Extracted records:

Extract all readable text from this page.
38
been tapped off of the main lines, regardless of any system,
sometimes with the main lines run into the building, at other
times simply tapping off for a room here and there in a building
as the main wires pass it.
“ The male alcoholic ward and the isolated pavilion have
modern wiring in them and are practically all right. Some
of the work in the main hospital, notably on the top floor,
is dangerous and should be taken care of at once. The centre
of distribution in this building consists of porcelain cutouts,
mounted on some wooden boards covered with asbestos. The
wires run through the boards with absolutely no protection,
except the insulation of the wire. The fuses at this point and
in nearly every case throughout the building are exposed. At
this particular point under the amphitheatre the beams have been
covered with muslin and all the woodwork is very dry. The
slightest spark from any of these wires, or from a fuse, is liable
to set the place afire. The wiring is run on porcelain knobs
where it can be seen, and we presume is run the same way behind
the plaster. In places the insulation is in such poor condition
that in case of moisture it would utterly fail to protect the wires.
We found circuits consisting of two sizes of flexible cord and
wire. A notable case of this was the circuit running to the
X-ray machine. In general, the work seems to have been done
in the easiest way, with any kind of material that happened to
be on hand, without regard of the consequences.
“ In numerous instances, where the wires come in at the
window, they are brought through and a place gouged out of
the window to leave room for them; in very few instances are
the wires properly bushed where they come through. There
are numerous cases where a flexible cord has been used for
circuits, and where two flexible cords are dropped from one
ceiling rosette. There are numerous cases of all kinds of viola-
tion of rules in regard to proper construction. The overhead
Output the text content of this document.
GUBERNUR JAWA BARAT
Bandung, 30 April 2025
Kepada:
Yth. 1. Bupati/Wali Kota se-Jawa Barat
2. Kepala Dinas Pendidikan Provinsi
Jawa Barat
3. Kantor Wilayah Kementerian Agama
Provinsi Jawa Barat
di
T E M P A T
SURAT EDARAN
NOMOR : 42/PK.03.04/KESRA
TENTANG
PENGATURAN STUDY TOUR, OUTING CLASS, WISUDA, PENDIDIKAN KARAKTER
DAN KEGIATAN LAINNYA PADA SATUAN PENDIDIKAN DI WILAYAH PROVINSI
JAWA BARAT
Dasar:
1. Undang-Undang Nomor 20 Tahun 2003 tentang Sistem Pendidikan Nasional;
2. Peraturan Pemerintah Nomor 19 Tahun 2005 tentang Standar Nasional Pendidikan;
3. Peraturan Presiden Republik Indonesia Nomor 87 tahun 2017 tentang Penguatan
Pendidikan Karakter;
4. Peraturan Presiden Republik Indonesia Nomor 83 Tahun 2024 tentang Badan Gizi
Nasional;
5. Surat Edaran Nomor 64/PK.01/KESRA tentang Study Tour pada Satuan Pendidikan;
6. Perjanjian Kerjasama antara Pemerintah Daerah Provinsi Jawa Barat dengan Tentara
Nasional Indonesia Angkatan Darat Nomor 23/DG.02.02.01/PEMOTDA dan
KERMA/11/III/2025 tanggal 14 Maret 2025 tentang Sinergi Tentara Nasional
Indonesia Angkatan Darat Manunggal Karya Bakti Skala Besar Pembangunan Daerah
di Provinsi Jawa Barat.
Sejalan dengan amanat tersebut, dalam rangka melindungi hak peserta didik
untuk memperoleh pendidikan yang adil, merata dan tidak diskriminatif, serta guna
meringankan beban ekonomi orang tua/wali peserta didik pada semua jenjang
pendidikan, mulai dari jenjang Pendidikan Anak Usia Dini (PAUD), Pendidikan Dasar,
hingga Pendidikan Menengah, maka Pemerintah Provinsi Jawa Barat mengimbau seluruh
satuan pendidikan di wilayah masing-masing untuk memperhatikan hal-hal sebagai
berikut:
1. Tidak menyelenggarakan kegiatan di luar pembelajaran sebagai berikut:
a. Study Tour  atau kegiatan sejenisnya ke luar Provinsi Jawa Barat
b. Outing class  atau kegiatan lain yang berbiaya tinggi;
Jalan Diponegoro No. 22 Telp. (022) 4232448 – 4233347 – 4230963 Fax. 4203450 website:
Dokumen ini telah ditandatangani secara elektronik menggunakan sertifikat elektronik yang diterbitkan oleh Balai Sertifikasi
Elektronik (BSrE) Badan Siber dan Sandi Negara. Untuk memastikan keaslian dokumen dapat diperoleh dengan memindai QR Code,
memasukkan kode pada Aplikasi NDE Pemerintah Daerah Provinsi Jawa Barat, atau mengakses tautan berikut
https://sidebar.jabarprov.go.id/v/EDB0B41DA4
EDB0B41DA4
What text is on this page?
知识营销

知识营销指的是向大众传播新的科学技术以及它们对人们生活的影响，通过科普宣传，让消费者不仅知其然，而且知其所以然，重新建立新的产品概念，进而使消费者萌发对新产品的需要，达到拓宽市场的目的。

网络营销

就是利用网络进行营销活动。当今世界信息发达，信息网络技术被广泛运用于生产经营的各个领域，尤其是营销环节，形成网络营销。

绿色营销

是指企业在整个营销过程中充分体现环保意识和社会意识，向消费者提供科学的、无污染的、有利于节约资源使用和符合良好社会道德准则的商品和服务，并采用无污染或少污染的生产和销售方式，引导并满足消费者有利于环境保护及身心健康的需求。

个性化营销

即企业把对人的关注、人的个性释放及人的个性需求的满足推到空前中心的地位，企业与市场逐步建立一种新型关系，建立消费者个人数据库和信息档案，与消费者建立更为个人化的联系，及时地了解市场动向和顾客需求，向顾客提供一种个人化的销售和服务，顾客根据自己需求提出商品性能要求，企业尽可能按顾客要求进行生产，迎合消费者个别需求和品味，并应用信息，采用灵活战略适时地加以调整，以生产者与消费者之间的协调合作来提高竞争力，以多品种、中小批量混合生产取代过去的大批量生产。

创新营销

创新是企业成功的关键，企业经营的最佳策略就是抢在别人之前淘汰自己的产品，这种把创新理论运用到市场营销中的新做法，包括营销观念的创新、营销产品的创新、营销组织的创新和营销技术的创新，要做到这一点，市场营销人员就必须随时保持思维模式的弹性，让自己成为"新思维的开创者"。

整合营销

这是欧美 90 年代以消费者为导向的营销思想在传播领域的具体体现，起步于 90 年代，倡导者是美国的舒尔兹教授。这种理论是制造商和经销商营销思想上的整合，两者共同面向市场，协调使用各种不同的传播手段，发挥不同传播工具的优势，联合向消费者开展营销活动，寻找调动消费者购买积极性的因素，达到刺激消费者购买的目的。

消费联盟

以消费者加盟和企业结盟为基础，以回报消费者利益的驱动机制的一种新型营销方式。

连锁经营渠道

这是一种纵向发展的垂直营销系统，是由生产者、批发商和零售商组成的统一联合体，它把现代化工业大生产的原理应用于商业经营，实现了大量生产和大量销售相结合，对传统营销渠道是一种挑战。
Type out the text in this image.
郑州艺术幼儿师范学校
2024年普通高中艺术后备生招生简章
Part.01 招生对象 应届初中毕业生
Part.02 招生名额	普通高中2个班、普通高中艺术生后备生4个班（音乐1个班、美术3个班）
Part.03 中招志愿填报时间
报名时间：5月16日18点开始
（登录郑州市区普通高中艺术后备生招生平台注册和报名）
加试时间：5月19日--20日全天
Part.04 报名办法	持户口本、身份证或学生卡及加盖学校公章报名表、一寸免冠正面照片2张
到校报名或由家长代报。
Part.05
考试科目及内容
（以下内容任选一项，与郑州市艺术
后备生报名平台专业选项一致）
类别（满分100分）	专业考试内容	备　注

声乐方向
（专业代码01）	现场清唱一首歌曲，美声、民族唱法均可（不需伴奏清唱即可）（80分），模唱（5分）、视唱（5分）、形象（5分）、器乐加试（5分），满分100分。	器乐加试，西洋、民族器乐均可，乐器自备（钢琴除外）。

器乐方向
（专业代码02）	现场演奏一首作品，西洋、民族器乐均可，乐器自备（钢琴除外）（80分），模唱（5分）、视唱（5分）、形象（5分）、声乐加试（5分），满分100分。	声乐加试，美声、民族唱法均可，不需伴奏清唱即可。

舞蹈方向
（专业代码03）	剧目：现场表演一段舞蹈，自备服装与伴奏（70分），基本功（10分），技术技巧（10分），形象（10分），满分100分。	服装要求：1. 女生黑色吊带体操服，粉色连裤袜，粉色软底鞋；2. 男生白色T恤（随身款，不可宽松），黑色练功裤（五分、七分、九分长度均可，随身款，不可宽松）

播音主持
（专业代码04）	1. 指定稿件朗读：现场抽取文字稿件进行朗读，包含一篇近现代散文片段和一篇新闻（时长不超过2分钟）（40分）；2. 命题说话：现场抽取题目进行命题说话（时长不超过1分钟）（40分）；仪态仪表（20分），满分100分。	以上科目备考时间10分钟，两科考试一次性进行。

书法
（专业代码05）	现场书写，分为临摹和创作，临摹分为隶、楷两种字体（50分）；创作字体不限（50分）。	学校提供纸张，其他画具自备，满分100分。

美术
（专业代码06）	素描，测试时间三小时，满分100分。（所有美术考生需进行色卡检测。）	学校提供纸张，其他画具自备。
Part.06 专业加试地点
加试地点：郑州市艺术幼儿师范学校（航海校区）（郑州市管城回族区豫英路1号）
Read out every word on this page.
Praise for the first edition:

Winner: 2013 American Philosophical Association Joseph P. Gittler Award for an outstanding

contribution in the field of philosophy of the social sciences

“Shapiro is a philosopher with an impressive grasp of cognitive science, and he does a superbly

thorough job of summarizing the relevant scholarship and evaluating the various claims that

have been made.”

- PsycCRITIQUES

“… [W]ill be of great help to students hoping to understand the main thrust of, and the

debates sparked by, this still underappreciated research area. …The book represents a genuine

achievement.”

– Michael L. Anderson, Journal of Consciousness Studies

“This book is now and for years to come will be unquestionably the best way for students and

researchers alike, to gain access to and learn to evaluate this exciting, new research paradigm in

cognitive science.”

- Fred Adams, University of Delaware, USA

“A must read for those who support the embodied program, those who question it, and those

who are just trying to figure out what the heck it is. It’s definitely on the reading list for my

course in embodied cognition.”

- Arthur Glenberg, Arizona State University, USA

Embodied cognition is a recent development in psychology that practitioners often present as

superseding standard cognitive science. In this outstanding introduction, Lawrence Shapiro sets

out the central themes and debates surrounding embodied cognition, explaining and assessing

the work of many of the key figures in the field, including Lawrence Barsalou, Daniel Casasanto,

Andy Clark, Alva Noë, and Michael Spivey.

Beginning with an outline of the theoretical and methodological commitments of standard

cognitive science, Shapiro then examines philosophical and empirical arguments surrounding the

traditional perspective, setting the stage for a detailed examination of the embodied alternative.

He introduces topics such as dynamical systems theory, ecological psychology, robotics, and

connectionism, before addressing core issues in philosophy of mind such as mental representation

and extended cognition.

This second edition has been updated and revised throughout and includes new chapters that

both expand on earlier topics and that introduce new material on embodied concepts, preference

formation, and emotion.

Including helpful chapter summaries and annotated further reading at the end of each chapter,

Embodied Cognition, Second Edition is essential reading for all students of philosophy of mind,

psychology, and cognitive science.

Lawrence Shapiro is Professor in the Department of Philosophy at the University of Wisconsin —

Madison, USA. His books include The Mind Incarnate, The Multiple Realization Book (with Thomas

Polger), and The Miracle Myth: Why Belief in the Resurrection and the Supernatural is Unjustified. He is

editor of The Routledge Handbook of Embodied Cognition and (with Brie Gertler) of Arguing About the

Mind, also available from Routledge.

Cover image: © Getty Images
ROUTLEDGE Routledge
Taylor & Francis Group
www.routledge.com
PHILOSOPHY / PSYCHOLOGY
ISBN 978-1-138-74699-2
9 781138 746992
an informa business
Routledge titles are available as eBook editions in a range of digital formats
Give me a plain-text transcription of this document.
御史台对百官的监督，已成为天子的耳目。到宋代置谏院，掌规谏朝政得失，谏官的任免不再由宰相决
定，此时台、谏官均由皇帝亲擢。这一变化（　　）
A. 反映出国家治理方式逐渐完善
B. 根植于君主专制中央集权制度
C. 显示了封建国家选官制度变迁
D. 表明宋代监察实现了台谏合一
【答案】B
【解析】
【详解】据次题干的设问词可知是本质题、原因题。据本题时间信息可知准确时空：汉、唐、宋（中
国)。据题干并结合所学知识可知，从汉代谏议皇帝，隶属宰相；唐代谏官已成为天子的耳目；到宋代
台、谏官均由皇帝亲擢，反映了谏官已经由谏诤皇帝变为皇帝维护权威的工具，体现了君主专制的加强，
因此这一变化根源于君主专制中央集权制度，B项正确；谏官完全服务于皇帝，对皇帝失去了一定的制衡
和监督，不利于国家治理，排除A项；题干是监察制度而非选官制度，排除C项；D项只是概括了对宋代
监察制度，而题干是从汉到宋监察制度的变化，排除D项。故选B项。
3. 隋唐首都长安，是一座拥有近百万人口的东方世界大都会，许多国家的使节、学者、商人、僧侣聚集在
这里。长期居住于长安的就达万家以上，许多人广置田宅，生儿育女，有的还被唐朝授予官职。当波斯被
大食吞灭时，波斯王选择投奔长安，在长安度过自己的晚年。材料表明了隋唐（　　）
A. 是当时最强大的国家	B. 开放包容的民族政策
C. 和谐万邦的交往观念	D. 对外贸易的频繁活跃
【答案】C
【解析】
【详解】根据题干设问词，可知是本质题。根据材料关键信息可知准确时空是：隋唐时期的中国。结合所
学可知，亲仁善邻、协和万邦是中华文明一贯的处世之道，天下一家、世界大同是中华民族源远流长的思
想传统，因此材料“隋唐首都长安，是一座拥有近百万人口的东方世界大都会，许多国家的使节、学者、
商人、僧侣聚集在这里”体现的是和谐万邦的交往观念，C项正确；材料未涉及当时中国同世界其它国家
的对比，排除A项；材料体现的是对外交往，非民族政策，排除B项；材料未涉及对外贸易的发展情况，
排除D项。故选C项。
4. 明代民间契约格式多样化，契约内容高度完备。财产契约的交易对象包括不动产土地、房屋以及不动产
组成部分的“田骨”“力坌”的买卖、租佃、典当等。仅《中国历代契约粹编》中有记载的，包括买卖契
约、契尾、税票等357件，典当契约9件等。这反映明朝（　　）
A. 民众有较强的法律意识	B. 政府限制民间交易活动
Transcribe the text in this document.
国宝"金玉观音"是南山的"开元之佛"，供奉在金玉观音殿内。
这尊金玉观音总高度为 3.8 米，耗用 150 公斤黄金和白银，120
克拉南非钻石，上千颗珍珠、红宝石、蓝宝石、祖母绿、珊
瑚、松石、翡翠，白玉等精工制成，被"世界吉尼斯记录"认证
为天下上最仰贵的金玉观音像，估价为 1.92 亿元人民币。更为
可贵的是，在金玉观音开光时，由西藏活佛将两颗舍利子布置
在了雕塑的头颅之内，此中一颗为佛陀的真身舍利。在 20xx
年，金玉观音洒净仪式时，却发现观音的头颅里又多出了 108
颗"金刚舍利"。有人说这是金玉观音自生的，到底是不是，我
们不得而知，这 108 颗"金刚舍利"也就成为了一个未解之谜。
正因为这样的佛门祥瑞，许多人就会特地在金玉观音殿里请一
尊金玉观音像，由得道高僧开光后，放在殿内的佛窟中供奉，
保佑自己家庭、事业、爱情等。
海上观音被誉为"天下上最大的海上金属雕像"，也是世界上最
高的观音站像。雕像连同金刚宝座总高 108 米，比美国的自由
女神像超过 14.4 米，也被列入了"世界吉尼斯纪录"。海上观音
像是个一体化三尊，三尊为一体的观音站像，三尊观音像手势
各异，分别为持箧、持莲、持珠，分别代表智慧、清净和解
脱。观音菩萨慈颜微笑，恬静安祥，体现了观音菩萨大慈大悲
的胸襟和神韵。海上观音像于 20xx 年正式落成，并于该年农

■ WHAT THIS TASK INVOLVES:
Look for "field" and pull out every line that has it.

■ COMPLETED EXERCISE:
contribution in the field of philosophy of the social sciences
the work of many of the key figures in the field, including Lawrence Barsalou, Daniel Casasanto,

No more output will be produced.